Request
Copy out verbatim the lines of the data below, from its first line through the line containing "x-tick-label: 0.2 [94, 200, 104, 209]", inclusive.

Supplied material
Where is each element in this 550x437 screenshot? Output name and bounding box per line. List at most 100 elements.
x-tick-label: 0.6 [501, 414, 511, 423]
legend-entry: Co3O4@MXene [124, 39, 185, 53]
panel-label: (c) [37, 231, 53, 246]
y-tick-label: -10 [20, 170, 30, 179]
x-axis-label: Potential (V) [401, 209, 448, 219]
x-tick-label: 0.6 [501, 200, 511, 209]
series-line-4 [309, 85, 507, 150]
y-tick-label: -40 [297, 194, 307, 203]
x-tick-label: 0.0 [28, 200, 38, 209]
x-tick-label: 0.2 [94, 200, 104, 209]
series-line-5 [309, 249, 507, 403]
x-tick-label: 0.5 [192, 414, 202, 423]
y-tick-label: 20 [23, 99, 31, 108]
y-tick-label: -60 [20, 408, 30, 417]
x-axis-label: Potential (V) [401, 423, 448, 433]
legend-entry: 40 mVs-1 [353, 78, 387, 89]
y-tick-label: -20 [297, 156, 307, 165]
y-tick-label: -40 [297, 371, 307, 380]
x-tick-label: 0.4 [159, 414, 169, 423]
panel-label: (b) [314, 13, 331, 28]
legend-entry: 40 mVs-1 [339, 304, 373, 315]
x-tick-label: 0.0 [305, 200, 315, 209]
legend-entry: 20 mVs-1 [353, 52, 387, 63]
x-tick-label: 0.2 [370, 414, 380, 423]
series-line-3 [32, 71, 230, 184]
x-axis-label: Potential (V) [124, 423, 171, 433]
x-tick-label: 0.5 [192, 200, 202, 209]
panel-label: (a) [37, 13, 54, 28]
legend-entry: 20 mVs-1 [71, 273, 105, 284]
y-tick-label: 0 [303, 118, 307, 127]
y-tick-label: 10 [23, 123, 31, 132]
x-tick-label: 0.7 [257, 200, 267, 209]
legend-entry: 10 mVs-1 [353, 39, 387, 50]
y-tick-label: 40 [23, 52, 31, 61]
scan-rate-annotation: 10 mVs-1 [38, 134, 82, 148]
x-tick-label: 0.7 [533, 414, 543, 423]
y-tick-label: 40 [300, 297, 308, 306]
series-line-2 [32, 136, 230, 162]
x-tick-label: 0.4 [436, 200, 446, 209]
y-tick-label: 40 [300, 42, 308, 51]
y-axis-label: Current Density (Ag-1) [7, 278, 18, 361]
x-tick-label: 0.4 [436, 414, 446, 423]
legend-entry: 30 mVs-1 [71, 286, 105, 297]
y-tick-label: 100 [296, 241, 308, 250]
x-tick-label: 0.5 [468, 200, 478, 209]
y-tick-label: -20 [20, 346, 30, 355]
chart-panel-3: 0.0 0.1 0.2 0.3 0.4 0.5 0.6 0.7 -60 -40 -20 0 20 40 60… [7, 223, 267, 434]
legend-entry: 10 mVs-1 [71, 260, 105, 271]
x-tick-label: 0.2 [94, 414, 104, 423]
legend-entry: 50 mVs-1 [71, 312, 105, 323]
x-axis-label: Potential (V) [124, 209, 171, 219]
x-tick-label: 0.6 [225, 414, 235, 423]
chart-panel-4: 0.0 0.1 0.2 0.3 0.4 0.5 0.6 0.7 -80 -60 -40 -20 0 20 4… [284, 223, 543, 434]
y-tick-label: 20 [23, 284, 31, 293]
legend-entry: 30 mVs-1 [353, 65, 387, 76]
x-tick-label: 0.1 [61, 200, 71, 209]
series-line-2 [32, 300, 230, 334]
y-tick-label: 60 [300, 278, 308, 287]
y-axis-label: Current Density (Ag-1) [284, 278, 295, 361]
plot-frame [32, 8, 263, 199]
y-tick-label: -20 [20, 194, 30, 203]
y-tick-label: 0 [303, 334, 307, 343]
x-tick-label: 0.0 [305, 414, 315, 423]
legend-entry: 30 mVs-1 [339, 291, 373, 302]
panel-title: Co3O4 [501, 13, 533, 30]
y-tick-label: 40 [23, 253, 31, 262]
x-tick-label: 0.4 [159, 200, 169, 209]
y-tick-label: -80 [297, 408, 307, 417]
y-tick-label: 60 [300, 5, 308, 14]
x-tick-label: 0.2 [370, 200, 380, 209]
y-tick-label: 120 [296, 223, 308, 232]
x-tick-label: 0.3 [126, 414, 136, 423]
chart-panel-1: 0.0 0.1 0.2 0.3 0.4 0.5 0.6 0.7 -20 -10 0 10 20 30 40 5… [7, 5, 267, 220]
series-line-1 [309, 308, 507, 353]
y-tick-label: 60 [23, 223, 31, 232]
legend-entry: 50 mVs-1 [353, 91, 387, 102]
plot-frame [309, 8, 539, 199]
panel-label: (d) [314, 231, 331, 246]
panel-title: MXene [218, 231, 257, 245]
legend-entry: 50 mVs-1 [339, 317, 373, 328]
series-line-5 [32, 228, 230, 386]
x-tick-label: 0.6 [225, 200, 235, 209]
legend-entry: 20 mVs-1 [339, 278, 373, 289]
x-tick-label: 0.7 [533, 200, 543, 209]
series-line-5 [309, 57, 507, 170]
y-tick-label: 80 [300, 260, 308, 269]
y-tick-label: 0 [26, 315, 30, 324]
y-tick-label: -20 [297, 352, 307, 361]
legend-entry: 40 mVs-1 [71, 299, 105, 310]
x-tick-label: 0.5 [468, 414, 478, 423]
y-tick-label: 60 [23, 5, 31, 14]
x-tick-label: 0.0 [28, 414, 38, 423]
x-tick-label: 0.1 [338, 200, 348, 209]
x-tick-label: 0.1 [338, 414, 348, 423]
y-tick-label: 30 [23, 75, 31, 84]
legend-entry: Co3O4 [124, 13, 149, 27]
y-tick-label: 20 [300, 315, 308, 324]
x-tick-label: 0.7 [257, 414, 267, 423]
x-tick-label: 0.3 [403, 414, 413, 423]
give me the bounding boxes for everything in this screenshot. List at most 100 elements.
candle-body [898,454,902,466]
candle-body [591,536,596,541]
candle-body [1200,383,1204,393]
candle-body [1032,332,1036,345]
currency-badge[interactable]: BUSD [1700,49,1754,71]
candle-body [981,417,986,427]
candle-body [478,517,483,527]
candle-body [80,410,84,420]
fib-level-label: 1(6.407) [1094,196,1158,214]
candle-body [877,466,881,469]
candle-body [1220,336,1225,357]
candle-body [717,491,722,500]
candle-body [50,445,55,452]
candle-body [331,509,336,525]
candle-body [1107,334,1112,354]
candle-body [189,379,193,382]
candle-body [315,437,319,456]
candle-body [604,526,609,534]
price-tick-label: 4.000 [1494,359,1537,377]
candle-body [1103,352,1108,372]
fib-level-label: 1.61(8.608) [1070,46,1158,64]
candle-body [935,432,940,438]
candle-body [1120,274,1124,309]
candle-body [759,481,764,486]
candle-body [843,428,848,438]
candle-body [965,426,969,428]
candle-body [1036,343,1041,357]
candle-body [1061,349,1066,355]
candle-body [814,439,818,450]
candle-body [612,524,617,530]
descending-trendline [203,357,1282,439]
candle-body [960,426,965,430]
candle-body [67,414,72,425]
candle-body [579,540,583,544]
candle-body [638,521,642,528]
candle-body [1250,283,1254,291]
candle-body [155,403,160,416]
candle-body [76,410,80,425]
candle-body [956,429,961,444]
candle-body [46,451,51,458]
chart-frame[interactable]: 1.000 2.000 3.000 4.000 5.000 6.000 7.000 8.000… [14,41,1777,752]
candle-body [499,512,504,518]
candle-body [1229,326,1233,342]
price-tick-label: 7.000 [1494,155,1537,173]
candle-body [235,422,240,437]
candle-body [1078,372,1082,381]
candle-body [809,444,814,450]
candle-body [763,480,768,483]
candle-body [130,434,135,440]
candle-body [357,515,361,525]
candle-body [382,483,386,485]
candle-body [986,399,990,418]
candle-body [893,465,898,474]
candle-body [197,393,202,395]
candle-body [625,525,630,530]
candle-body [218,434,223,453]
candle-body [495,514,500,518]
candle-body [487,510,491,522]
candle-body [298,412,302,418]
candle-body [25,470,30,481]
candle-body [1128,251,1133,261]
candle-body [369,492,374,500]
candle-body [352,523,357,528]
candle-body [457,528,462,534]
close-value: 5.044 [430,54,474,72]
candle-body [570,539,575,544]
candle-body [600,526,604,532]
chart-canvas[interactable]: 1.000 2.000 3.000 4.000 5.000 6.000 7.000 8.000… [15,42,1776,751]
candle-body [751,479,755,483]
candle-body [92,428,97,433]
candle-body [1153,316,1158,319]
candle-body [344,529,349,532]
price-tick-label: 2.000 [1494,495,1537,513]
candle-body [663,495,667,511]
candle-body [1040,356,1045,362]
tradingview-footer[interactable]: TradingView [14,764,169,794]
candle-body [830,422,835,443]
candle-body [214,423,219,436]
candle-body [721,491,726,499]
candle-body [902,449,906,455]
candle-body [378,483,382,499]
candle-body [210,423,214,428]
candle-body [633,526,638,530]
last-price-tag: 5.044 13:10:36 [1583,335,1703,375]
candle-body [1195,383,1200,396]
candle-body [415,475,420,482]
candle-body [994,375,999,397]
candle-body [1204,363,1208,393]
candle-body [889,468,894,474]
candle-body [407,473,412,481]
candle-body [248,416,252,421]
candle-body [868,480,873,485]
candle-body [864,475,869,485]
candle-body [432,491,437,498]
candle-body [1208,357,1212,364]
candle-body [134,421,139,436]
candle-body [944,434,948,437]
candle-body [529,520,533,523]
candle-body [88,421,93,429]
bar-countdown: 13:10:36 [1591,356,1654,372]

Solution for this problem
Where is each element in this 550x437 screenshot? Output name and bounding box per line. List at most 100 elements.
x-tick-label: 0.6 [501, 414, 511, 423]
legend-entry: Co3O4@MXene [124, 39, 185, 53]
panel-label: (c) [37, 231, 53, 246]
y-tick-label: -10 [20, 170, 30, 179]
x-axis-label: Potential (V) [401, 209, 448, 219]
x-tick-label: 0.6 [501, 200, 511, 209]
series-line-4 [309, 85, 507, 150]
y-tick-label: -40 [297, 194, 307, 203]
x-tick-label: 0.0 [28, 200, 38, 209]
x-tick-label: 0.2 [94, 200, 104, 209]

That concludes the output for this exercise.